Recorded data
────────────────

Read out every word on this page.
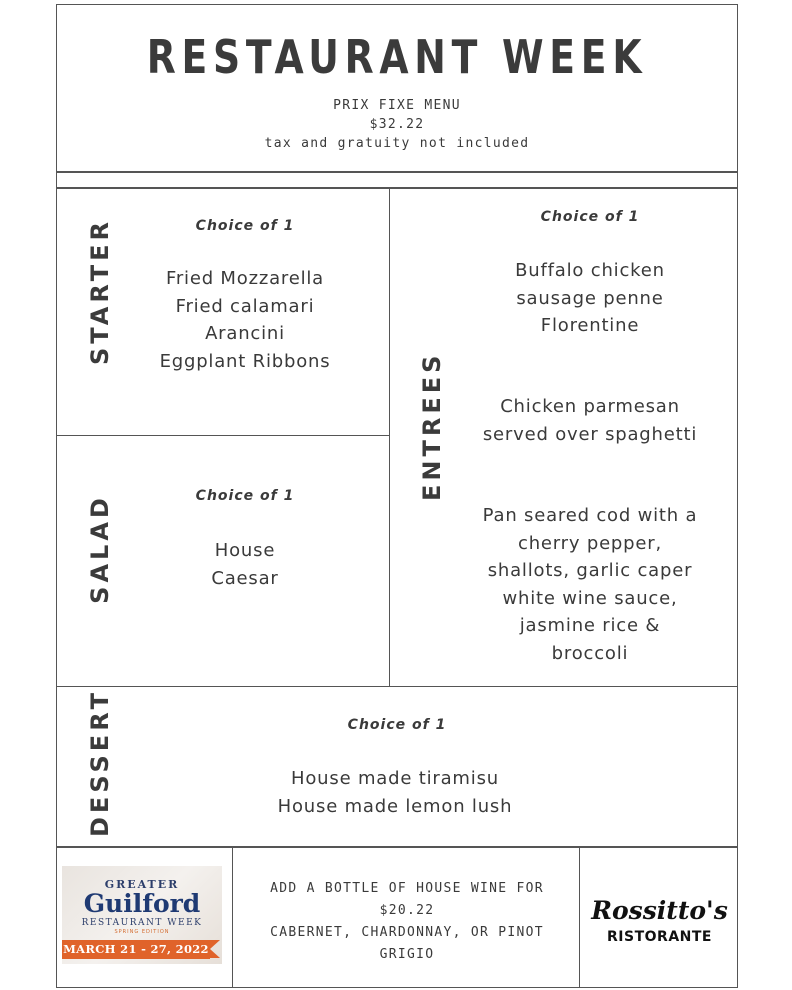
RESTAURANT WEEK
PRIX FIXE MENU
$32.22
tax and gratuity not included
STARTER	Choice of 1
Fried Mozzarella
Fried calamari
Arancini
Eggplant Ribbons
SALAD	Choice of 1
House
Caesar
ENTREES
Choice of 1
Buffalo chicken
sausage penne
Florentine
Chicken parmesan
served over spaghetti
Pan seared cod with a
cherry pepper,
shallots, garlic caper
white wine sauce,
jasmine rice &
broccoli
DESSERT	Choice of 1
House made tiramisu
House made lemon lush
GREATER
Guilford
RESTAURANT WEEK
SPRING EDITION
MARCH 21 - 27, 2022
ADD A BOTTLE OF HOUSE WINE FOR
$20.22
CABERNET, CHARDONNAY, OR PINOT
GRIGIO
Rossitto's
RISTORANTE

────────────────

What is asked. Read the entries and select each line where the word "made" is found.

The completed task.
House made tiramisu
House made lemon lush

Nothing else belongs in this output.